— start of EXCERPTED DATA —

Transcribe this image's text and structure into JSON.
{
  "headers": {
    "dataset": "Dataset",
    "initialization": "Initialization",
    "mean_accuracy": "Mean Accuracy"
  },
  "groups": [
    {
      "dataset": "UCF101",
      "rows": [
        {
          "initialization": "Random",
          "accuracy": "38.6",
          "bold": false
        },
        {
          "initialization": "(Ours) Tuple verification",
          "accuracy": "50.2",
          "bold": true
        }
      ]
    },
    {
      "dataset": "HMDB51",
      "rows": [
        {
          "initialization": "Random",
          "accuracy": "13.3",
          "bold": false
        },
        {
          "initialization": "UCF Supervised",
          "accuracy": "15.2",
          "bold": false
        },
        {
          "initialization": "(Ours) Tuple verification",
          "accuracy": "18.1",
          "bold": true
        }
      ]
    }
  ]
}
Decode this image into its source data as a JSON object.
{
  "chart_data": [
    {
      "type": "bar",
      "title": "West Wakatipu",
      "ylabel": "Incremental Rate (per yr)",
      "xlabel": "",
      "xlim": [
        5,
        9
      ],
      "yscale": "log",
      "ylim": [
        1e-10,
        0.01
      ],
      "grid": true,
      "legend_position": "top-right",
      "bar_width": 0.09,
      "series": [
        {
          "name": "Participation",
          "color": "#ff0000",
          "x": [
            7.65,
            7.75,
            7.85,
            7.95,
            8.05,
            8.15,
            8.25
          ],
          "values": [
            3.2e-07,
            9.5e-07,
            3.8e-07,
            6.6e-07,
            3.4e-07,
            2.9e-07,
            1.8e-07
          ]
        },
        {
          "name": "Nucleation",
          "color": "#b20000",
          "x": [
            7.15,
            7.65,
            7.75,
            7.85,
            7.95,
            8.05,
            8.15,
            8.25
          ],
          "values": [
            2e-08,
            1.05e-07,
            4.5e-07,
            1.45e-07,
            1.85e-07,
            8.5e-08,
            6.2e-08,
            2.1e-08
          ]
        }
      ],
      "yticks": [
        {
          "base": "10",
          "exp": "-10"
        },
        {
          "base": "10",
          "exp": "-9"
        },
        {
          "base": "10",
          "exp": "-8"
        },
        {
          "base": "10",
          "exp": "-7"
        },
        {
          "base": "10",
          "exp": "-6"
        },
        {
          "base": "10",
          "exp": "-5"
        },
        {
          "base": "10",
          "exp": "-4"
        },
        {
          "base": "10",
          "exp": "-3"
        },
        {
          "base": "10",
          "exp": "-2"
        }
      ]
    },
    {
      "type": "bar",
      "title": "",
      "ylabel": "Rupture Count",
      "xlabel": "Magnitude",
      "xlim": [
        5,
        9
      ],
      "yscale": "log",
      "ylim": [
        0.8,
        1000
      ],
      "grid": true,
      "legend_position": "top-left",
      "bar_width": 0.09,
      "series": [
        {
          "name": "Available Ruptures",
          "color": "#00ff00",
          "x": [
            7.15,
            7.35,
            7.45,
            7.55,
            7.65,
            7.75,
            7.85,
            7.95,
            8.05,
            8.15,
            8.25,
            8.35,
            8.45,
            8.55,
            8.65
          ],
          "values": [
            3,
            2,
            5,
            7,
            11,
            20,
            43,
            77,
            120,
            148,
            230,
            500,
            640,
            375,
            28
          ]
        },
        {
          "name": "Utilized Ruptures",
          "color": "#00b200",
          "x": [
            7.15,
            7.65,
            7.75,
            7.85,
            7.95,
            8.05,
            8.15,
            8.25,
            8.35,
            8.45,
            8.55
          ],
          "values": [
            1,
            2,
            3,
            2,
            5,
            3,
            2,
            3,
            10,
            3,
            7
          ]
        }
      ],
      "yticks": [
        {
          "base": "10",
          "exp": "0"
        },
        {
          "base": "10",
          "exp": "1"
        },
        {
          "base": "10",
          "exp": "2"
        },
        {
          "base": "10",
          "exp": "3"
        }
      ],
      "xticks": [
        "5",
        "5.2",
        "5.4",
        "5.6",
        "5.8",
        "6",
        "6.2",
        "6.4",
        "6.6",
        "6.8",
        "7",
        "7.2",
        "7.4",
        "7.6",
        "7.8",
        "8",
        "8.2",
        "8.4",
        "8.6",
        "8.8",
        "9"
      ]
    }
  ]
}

— end of EXCERPTED DATA —

● **AIM OF THE EXERCISE**
Find each line in the records holding the string "color" and show it.

● **EXERCISE RESULT**
          "color": "#ff0000",
          "color": "#b20000",
          "color": "#00ff00",
          "color": "#00b200",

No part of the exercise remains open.